• _Description of the task_: Reproduce each line exactly.

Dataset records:

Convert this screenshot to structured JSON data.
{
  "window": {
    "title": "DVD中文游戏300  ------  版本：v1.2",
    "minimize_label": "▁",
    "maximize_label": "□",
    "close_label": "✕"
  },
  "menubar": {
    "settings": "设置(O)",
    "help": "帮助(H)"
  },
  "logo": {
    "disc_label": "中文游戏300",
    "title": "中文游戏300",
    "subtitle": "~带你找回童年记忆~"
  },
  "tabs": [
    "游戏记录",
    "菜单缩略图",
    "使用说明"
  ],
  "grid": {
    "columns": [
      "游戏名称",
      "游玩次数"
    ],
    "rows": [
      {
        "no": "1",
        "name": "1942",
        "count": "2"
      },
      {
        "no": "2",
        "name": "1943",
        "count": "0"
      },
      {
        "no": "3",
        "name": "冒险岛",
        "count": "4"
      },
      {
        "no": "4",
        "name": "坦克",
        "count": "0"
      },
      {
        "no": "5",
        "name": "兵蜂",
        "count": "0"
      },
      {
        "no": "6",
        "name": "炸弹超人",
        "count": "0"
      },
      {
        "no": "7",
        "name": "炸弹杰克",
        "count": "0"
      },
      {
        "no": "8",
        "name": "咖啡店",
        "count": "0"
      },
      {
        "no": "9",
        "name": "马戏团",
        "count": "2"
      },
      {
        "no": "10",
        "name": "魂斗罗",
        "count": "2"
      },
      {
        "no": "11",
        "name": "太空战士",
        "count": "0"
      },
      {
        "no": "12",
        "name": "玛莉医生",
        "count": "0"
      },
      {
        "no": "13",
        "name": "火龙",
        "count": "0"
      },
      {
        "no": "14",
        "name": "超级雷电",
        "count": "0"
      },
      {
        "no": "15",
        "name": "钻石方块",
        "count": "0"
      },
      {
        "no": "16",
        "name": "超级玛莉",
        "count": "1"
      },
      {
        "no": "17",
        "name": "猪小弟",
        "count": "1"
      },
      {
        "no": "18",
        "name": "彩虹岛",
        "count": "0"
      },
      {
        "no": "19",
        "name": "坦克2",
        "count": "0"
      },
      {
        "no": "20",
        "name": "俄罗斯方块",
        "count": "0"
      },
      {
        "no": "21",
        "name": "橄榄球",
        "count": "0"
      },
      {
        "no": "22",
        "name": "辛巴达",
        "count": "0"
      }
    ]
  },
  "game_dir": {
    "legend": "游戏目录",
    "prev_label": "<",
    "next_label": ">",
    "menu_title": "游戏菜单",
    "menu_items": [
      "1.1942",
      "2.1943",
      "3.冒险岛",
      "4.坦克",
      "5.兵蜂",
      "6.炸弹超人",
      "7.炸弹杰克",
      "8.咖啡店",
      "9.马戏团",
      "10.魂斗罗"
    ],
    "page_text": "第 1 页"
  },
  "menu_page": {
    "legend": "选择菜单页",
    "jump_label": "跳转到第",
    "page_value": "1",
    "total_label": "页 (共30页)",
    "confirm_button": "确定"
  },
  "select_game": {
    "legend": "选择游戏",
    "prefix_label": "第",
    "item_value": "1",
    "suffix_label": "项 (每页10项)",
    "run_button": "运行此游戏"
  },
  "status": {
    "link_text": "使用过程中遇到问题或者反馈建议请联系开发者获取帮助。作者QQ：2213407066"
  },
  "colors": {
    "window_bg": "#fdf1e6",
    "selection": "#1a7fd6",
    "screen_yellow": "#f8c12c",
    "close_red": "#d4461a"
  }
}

• _Output for this task_:
Convert this screenshot to structured JSON data.
{
  "window": {
    "title": "DVD中文游戏300  ------  版本：v1.2",
    "minimize_label": "▁",
    "maximize_label": "□",
    "close_label": "✕"
  },
  "menubar": {
    "settings": "设置(O)",
    "help": "帮助(H)"
  },
  "logo": {
    "disc_label": "中文游戏300",
    "title": "中文游戏300",
    "subtitle": "~带你找回童年记忆~"
  },
  "tabs": [
    "游戏记录",
    "菜单缩略图",
    "使用说明"
  ],
  "grid": {
    "columns": [
      "游戏名称",
      "游玩次数"
    ],
    "rows": [
      {
        "no": "1",
        "name": "1942",
        "count": "2"
      },
      {
        "no": "2",
        "name": "1943",
        "count": "0"
      },
      {
        "no": "3",
        "name": "冒险岛",
        "count": "4"
      },
      {
        "no": "4",
        "name": "坦克",
        "count": "0"
      },
      {
        "no": "5",
        "name": "兵蜂",
        "count": "0"
      },
      {
        "no": "6",
        "name": "炸弹超人",
        "count": "0"
      },
      {
        "no": "7",
        "name": "炸弹杰克",
        "count": "0"
      },
      {
        "no": "8",
        "name": "咖啡店",
        "count": "0"
      },
      {
        "no": "9",
        "name": "马戏团",
        "count": "2"
      },
      {
        "no": "10",
        "name": "魂斗罗",
        "count": "2"
      },
      {
        "no": "11",
        "name": "太空战士",
        "count": "0"
      },
      {
        "no": "12",
        "name": "玛莉医生",
        "count": "0"
      },
      {
        "no": "13",
        "name": "火龙",
        "count": "0"
      },
      {
        "no": "14",
        "name": "超级雷电",
        "count": "0"
      },
      {
        "no": "15",
        "name": "钻石方块",
        "count": "0"
      },
      {
        "no": "16",
        "name": "超级玛莉",
        "count": "1"
      },
      {
        "no": "17",
        "name": "猪小弟",
        "count": "1"
      },
      {
        "no": "18",
        "name": "彩虹岛",
        "count": "0"
      },
      {
        "no": "19",
        "name": "坦克2",
        "count": "0"
      },
      {
        "no": "20",
        "name": "俄罗斯方块",
        "count": "0"
      },
      {
        "no": "21",
        "name": "橄榄球",
        "count": "0"
      },
      {
        "no": "22",
        "name": "辛巴达",
        "count": "0"
      }
    ]
  },
  "game_dir": {
    "legend": "游戏目录",
    "prev_label": "<",
    "next_label": ">",
    "menu_title": "游戏菜单",
    "menu_items": [
      "1.1942",
      "2.1943",
      "3.冒险岛",
      "4.坦克",
      "5.兵蜂",
      "6.炸弹超人",
      "7.炸弹杰克",
      "8.咖啡店",
      "9.马戏团",
      "10.魂斗罗"
    ],
    "page_text": "第 1 页"
  },
  "menu_page": {
    "legend": "选择菜单页",
    "jump_label": "跳转到第",
    "page_value": "1",
    "total_label": "页 (共30页)",
    "confirm_button": "确定"
  },
  "select_game": {
    "legend": "选择游戏",
    "prefix_label": "第",
    "item_value": "1",
    "suffix_label": "项 (每页10项)",
    "run_button": "运行此游戏"
  },
  "status": {
    "link_text": "使用过程中遇到问题或者反馈建议请联系开发者获取帮助。作者QQ：2213407066"
  },
  "colors": {
    "window_bg": "#fdf1e6",
    "selection": "#1a7fd6",
    "screen_yellow": "#f8c12c",
    "close_red": "#d4461a"
  }
}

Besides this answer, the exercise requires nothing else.